--- begin ---

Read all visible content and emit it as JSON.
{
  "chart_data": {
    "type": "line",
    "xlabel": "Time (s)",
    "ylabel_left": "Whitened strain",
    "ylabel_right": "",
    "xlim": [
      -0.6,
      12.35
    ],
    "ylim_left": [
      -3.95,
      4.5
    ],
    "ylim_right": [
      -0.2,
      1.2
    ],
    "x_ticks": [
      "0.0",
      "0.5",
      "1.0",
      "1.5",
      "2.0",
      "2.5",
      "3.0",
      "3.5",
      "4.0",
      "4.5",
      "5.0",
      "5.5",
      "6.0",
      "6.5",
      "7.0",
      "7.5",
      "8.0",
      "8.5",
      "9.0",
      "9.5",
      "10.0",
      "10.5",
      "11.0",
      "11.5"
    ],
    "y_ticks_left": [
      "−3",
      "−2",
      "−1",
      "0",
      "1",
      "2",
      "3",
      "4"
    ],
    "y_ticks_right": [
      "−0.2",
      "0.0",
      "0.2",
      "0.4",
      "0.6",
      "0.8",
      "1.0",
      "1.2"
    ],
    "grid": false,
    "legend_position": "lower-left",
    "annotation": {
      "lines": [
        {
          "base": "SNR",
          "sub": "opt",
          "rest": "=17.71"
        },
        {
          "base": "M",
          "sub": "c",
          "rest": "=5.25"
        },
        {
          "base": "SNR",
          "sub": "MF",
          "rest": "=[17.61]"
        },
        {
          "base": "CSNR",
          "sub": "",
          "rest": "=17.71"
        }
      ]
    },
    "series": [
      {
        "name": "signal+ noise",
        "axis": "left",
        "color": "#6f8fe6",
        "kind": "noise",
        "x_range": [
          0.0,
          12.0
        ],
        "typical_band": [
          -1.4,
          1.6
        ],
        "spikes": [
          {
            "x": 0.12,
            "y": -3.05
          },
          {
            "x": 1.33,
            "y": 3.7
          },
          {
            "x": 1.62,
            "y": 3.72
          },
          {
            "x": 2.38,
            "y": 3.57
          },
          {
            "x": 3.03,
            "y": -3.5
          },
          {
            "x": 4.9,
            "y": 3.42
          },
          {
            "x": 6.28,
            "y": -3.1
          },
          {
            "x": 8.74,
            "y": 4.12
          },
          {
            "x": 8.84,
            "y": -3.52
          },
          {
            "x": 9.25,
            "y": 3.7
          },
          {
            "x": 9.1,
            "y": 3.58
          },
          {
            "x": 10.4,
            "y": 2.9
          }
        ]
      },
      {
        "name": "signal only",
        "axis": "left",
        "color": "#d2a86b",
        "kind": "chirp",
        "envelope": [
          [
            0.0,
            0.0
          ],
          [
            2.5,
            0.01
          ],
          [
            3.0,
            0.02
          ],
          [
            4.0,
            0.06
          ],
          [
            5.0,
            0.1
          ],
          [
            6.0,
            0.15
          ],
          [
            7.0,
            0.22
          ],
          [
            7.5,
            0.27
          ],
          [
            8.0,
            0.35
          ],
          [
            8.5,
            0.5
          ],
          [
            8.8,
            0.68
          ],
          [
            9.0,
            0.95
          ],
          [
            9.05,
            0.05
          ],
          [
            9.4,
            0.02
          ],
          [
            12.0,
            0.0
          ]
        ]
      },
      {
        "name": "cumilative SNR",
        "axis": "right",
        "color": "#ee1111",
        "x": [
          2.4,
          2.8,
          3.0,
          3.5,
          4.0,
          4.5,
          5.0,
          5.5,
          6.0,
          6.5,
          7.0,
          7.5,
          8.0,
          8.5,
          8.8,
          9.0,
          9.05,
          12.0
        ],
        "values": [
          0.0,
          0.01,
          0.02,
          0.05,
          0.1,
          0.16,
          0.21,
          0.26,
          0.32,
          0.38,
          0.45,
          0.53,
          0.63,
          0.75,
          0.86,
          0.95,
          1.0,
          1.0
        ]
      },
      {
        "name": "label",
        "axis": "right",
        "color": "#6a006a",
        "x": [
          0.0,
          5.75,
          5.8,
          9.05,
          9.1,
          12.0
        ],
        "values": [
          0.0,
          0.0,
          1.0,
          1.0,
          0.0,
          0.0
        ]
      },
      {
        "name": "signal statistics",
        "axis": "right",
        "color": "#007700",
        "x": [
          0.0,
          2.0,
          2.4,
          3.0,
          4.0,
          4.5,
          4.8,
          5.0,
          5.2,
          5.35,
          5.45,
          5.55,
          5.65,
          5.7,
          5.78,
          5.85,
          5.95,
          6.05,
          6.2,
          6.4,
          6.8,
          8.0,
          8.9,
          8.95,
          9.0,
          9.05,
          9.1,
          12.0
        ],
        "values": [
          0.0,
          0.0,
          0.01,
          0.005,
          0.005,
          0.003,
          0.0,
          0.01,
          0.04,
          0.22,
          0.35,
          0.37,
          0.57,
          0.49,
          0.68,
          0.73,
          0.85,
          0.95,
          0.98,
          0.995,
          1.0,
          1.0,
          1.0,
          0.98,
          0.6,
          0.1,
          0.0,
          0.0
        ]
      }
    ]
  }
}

--- end ---

## GIVEN REQUEST
Output every entry shown above, exactly.

## ANSWER TO THIS EXERCISE
Read all visible content and emit it as JSON.
{
  "chart_data": {
    "type": "line",
    "xlabel": "Time (s)",
    "ylabel_left": "Whitened strain",
    "ylabel_right": "",
    "xlim": [
      -0.6,
      12.35
    ],
    "ylim_left": [
      -3.95,
      4.5
    ],
    "ylim_right": [
      -0.2,
      1.2
    ],
    "x_ticks": [
      "0.0",
      "0.5",
      "1.0",
      "1.5",
      "2.0",
      "2.5",
      "3.0",
      "3.5",
      "4.0",
      "4.5",
      "5.0",
      "5.5",
      "6.0",
      "6.5",
      "7.0",
      "7.5",
      "8.0",
      "8.5",
      "9.0",
      "9.5",
      "10.0",
      "10.5",
      "11.0",
      "11.5"
    ],
    "y_ticks_left": [
      "−3",
      "−2",
      "−1",
      "0",
      "1",
      "2",
      "3",
      "4"
    ],
    "y_ticks_right": [
      "−0.2",
      "0.0",
      "0.2",
      "0.4",
      "0.6",
      "0.8",
      "1.0",
      "1.2"
    ],
    "grid": false,
    "legend_position": "lower-left",
    "annotation": {
      "lines": [
        {
          "base": "SNR",
          "sub": "opt",
          "rest": "=17.71"
        },
        {
          "base": "M",
          "sub": "c",
          "rest": "=5.25"
        },
        {
          "base": "SNR",
          "sub": "MF",
          "rest": "=[17.61]"
        },
        {
          "base": "CSNR",
          "sub": "",
          "rest": "=17.71"
        }
      ]
    },
    "series": [
      {
        "name": "signal+ noise",
        "axis": "left",
        "color": "#6f8fe6",
        "kind": "noise",
        "x_range": [
          0.0,
          12.0
        ],
        "typical_band": [
          -1.4,
          1.6
        ],
        "spikes": [
          {
            "x": 0.12,
            "y": -3.05
          },
          {
            "x": 1.33,
            "y": 3.7
          },
          {
            "x": 1.62,
            "y": 3.72
          },
          {
            "x": 2.38,
            "y": 3.57
          },
          {
            "x": 3.03,
            "y": -3.5
          },
          {
            "x": 4.9,
            "y": 3.42
          },
          {
            "x": 6.28,
            "y": -3.1
          },
          {
            "x": 8.74,
            "y": 4.12
          },
          {
            "x": 8.84,
            "y": -3.52
          },
          {
            "x": 9.25,
            "y": 3.7
          },
          {
            "x": 9.1,
            "y": 3.58
          },
          {
            "x": 10.4,
            "y": 2.9
          }
        ]
      },
      {
        "name": "signal only",
        "axis": "left",
        "color": "#d2a86b",
        "kind": "chirp",
        "envelope": [
          [
            0.0,
            0.0
          ],
          [
            2.5,
            0.01
          ],
          [
            3.0,
            0.02
          ],
          [
            4.0,
            0.06
          ],
          [
            5.0,
            0.1
          ],
          [
            6.0,
            0.15
          ],
          [
            7.0,
            0.22
          ],
          [
            7.5,
            0.27
          ],
          [
            8.0,
            0.35
          ],
          [
            8.5,
            0.5
          ],
          [
            8.8,
            0.68
          ],
          [
            9.0,
            0.95
          ],
          [
            9.05,
            0.05
          ],
          [
            9.4,
            0.02
          ],
          [
            12.0,
            0.0
          ]
        ]
      },
      {
        "name": "cumilative SNR",
        "axis": "right",
        "color": "#ee1111",
        "x": [
          2.4,
          2.8,
          3.0,
          3.5,
          4.0,
          4.5,
          5.0,
          5.5,
          6.0,
          6.5,
          7.0,
          7.5,
          8.0,
          8.5,
          8.8,
          9.0,
          9.05,
          12.0
        ],
        "values": [
          0.0,
          0.01,
          0.02,
          0.05,
          0.1,
          0.16,
          0.21,
          0.26,
          0.32,
          0.38,
          0.45,
          0.53,
          0.63,
          0.75,
          0.86,
          0.95,
          1.0,
          1.0
        ]
      },
      {
        "name": "label",
        "axis": "right",
        "color": "#6a006a",
        "x": [
          0.0,
          5.75,
          5.8,
          9.05,
          9.1,
          12.0
        ],
        "values": [
          0.0,
          0.0,
          1.0,
          1.0,
          0.0,
          0.0
        ]
      },
      {
        "name": "signal statistics",
        "axis": "right",
        "color": "#007700",
        "x": [
          0.0,
          2.0,
          2.4,
          3.0,
          4.0,
          4.5,
          4.8,
          5.0,
          5.2,
          5.35,
          5.45,
          5.55,
          5.65,
          5.7,
          5.78,
          5.85,
          5.95,
          6.05,
          6.2,
          6.4,
          6.8,
          8.0,
          8.9,
          8.95,
          9.0,
          9.05,
          9.1,
          12.0
        ],
        "values": [
          0.0,
          0.0,
          0.01,
          0.005,
          0.005,
          0.003,
          0.0,
          0.01,
          0.04,
          0.22,
          0.35,
          0.37,
          0.57,
          0.49,
          0.68,
          0.73,
          0.85,
          0.95,
          0.98,
          0.995,
          1.0,
          1.0,
          1.0,
          0.98,
          0.6,
          0.1,
          0.0,
          0.0
        ]
      }
    ]
  }
}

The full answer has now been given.